**Entries with figure data:**

....

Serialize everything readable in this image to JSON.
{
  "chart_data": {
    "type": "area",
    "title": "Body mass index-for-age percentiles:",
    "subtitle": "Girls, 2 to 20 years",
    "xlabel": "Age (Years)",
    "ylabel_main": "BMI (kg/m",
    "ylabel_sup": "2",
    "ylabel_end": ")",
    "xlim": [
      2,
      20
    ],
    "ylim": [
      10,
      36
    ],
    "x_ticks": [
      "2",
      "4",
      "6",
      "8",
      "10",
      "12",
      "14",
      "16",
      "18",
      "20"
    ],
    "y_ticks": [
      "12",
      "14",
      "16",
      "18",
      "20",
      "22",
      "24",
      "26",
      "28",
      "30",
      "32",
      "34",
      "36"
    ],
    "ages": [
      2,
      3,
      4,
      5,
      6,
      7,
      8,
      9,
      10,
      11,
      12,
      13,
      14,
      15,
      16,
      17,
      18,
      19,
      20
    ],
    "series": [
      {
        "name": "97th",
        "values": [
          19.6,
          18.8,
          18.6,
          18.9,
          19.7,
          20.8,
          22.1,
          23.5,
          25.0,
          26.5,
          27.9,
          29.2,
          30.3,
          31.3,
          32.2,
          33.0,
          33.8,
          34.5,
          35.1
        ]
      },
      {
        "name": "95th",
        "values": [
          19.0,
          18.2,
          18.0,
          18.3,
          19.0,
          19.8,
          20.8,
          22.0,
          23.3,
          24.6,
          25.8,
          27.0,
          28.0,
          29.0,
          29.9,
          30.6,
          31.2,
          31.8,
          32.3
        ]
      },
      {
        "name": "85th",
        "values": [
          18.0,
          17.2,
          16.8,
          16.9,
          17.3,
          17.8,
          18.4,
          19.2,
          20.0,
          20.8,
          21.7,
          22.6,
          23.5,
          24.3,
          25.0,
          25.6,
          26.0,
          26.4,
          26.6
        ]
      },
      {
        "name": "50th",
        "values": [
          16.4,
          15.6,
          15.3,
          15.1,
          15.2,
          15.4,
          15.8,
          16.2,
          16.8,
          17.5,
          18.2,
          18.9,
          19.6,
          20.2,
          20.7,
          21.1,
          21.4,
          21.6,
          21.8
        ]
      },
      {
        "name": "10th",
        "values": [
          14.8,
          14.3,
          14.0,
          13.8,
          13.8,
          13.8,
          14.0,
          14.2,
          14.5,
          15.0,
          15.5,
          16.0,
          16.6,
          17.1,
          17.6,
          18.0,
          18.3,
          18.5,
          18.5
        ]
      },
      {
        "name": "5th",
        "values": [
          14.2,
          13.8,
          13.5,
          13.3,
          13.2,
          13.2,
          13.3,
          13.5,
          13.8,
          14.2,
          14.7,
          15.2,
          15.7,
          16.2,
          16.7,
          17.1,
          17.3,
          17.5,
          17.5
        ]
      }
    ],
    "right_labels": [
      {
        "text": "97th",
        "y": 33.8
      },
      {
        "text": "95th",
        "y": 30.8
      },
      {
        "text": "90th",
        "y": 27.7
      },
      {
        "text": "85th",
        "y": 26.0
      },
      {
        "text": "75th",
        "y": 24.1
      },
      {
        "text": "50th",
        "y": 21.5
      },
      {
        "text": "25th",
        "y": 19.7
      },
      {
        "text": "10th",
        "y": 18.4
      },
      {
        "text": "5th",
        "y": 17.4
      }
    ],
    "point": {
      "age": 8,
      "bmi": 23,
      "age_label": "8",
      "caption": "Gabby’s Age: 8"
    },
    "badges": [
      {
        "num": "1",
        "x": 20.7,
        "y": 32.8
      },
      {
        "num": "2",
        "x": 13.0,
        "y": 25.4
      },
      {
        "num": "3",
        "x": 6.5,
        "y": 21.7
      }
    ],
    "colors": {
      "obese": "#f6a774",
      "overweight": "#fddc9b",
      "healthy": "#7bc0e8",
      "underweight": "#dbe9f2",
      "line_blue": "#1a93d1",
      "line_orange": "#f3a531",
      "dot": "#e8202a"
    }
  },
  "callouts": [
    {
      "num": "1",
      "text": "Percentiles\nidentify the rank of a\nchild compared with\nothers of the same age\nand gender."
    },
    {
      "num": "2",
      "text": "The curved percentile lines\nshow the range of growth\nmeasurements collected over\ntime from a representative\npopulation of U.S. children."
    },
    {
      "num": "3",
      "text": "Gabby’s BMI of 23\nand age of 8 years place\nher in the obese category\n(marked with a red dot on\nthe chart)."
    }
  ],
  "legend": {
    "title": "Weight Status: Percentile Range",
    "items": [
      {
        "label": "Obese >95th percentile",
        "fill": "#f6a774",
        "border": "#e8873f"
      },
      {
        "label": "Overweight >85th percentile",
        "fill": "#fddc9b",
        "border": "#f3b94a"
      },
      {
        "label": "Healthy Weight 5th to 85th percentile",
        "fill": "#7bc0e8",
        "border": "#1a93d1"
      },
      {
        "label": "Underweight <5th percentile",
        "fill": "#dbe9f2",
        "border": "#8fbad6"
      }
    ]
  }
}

....

Pull every line containing the word "name" out of the material.

        "name": "97th",
        "name": "95th",
        "name": "85th",
        "name": "50th",
        "name": "10th",
        "name": "5th",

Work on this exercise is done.